>> begin Records supplied

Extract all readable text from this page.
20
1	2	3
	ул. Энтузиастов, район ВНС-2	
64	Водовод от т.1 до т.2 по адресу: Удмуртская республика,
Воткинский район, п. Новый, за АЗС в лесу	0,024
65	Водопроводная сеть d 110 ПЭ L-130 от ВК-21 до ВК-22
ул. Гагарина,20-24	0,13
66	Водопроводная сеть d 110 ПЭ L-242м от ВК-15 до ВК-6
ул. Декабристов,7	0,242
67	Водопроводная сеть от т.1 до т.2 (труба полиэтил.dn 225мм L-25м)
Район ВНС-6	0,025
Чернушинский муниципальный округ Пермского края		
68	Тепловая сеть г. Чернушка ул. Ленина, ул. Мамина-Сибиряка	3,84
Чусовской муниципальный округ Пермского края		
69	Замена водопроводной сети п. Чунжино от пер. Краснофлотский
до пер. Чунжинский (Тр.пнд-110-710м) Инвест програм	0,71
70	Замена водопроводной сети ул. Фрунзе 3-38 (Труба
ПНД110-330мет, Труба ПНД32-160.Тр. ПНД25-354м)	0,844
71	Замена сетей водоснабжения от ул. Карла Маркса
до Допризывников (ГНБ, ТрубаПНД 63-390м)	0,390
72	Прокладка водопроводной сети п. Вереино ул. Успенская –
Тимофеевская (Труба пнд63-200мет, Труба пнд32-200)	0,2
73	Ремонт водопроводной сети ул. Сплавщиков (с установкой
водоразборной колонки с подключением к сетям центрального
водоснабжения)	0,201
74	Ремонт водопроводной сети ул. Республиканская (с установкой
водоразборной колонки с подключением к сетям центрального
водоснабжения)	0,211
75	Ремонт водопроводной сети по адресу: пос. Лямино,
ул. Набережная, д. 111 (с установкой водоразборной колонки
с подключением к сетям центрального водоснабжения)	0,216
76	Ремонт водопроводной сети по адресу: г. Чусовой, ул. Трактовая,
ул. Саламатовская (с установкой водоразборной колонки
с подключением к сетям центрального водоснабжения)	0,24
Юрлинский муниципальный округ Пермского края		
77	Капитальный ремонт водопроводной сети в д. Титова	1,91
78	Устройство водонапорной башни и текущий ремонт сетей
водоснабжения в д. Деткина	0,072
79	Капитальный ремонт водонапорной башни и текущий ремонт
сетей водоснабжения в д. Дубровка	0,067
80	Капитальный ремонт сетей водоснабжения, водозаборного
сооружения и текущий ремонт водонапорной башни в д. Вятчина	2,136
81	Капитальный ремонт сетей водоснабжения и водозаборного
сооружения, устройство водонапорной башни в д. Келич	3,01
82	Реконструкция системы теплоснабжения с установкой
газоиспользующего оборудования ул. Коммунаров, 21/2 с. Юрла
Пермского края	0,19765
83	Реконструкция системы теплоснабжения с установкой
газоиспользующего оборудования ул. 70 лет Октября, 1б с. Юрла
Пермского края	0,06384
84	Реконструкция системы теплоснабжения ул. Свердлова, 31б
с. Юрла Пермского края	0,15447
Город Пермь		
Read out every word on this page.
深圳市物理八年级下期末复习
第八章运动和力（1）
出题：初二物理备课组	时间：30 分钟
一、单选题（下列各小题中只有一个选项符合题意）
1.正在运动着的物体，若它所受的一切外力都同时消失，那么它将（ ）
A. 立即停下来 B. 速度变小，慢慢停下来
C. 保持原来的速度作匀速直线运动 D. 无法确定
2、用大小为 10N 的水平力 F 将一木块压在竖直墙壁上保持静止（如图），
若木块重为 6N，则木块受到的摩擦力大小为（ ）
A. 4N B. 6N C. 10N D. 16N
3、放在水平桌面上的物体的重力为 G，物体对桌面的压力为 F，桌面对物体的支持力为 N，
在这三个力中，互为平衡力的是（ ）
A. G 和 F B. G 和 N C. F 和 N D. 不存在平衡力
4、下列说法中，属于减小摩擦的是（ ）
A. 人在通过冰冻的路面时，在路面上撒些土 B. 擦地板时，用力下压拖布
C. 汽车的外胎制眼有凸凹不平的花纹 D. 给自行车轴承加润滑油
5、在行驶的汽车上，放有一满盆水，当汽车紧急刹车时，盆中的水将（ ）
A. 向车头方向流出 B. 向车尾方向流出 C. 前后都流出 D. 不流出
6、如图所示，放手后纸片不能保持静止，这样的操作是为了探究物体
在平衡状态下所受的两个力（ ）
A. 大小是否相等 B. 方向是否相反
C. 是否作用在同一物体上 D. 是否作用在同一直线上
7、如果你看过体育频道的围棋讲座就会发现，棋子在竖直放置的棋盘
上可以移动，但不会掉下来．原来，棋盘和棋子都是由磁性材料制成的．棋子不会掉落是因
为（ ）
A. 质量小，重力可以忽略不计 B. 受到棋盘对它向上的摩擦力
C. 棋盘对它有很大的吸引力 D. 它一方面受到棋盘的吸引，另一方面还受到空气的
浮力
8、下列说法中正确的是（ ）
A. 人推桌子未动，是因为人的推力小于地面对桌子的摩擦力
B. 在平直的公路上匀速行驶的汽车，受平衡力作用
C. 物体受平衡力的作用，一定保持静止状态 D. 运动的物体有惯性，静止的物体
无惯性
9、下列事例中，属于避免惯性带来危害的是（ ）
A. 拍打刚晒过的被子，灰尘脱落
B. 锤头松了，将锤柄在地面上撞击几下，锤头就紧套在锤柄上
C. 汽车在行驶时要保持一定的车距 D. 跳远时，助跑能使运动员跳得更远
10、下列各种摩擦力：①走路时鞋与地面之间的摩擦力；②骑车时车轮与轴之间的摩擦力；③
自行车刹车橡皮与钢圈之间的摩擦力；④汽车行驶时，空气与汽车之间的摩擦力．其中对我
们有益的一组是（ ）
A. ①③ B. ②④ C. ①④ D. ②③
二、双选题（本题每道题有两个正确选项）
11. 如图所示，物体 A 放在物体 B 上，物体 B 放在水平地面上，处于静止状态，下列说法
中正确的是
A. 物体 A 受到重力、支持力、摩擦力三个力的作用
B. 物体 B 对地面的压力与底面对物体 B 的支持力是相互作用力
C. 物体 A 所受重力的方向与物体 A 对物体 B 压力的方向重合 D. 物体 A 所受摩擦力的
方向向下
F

>> end Records supplied

- Prompt -
Pull every line containing "Юрла" out of the records.

- Full solution -
газоиспользующего оборудования ул. Коммунаров, 21/2 с. Юрла
газоиспользующего оборудования ул. 70 лет Октября, 1б с. Юрла
с. Юрла Пермского края	0,15447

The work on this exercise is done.